• _Task objective_
Copy every line of the listing that holds the string "flosculis".

• _Entries_
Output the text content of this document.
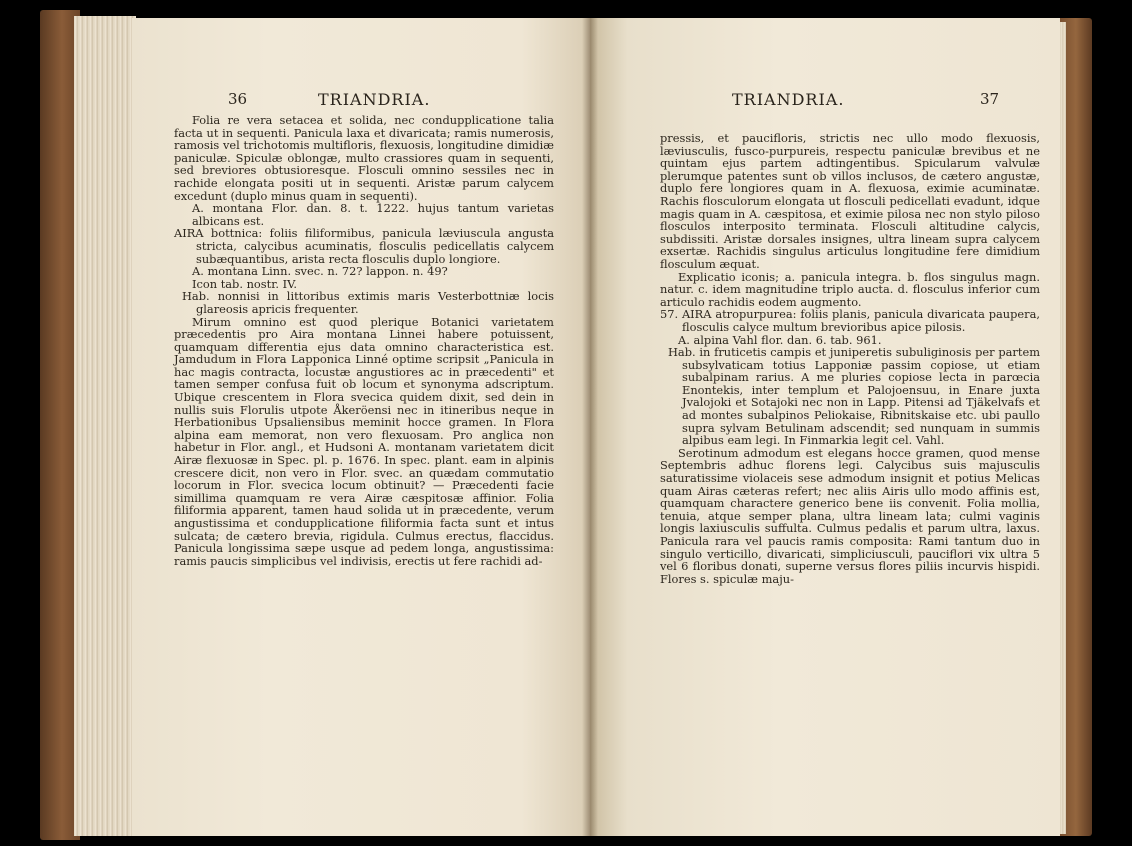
36	TRIANDRIA.

Folia re vera setacea et solida, nec condupplicatione talia facta ut in sequenti. Panicula laxa et divaricata; ramis numerosis, ramosis vel trichotomis multifloris, flexuosis, longitudine dimidiæ paniculæ. Spiculæ oblongæ, multo crassiores quam in sequenti, sed breviores obtusioresque. Flosculi omnino sessiles nec in rachide elongata positi ut in sequenti. Aristæ parum calycem excedunt (duplo minus quam in sequenti).

A. montana Flor. dan. 8. t. 1222. hujus tantum varietas albicans est.

AIRA bottnica: foliis filiformibus, panicula læviuscula angusta stricta, calycibus acuminatis, flosculis pedicellatis calycem subæquantibus, arista recta flosculis duplo longiore.

A. montana Linn. svec. n. 72? lappon. n. 49?

Icon tab. nostr. IV.

Hab. nonnisi in littoribus extimis maris Vesterbottniæ locis glareosis apricis frequenter.

Mirum omnino est quod plerique Botanici varietatem præcedentis pro Aira montana Linnei habere potuissent, quamquam differentia ejus data omnino characteristica est. Jamdudum in Flora Lapponica Linné optime scripsit „Panicula in hac magis contracta, locustæ angustiores ac in præcedenti" et tamen semper confusa fuit ob locum et synonyma adscriptum. Ubique crescentem in Flora svecica quidem dixit, sed dein in nullis suis Florulis utpote Åkeröensi nec in itineribus neque in Herbationibus Upsaliensibus meminit hocce gramen. In Flora alpina eam memorat, non vero flexuosam. Pro anglica non habetur in Flor. angl., et Hudsoni A. montanam varietatem dicit Airæ flexuosæ in Spec. pl. p. 1676. In spec. plant. eam in alpinis crescere dicit, non vero in Flor. svec. an quædam commutatio locorum in Flor. svecica locum obtinuit? — Præcedenti facie simillima quamquam re vera Airæ cæspitosæ affinior. Folia filiformia apparent, tamen haud solida ut in præcedente, verum angustissima et condupplicatione filiformia facta sunt et intus sulcata; de cætero brevia, rigidula. Culmus erectus, flaccidus. Panicula longissima sæpe usque ad pedem longa, angustissima: ramis paucis simplicibus vel indivisis, erectis ut fere rachidi ad-

TRIANDRIA.	37

pressis, et paucifloris, strictis nec ullo modo flexuosis, læviusculis, fusco-purpureis, respectu paniculæ brevibus et ne quintam ejus partem adtingentibus. Spicularum valvulæ plerumque patentes sunt ob villos inclusos, de cætero angustæ, duplo fere longiores quam in A. flexuosa, eximie acuminatæ. Rachis flosculorum elongata ut flosculi pedicellati evadunt, idque magis quam in A. cæspitosa, et eximie pilosa nec non stylo piloso flosculos interposito terminata. Flosculi altitudine calycis, subdissiti. Aristæ dorsales insignes, ultra lineam supra calycem exsertæ. Rachidis singulus articulus longitudine fere dimidium flosculum æquat.

Explicatio iconis; a. panicula integra. b. flos singulus magn. natur. c. idem magnitudine triplo aucta. d. flosculus inferior cum articulo rachidis eodem augmento.

57. AIRA atropurpurea: foliis planis, panicula divaricata paupera, flosculis calyce multum brevioribus apice pilosis.

A. alpina Vahl flor. dan. 6. tab. 961.

Hab. in fruticetis campis et juniperetis subuliginosis per partem subsylvaticam totius Lapponiæ passim copiose, ut etiam subalpinam rarius. A me pluries copiose lecta in parœcia Enontekis, inter templum et Palojoensuu, in Enare juxta Jvalojoki et Sotajoki nec non in Lapp. Pitensi ad Tjäkelvafs et ad montes subalpinos Peliokaise, Ribnitskaise etc. ubi paullo supra sylvam Betulinam adscendit; sed nunquam in summis alpibus eam legi. In Finmarkia legit cel. Vahl.

Serotinum admodum est elegans hocce gramen, quod mense Septembris adhuc florens legi. Calycibus suis majusculis saturatissime violaceis sese admodum insignit et potius Melicas quam Airas cæteras refert; nec aliis Airis ullo modo affinis est, quamquam charactere generico bene iis convenit. Folia mollia, tenuia, atque semper plana, ultra lineam lata; culmi vaginis longis laxiusculis suffulta. Culmus pedalis et parum ultra, laxus. Panicula rara vel paucis ramis composita: Rami tantum duo in singulo verticillo, divaricati, simpliciusculi, pauciflori vix ultra 5 vel 6 floribus donati, superne versus flores piliis incurvis hispidi. Flores s. spiculæ maju-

• _Worked answer_
AIRA bottnica: foliis filiformibus, panicula læviuscula angusta stricta, calycibus acuminatis, flosculis pedicellatis calycem subæquantibus, arista recta flosculis duplo longiore.
57. AIRA atropurpurea: foliis planis, panicula divaricata paupera, flosculis calyce multum brevioribus apice pilosis.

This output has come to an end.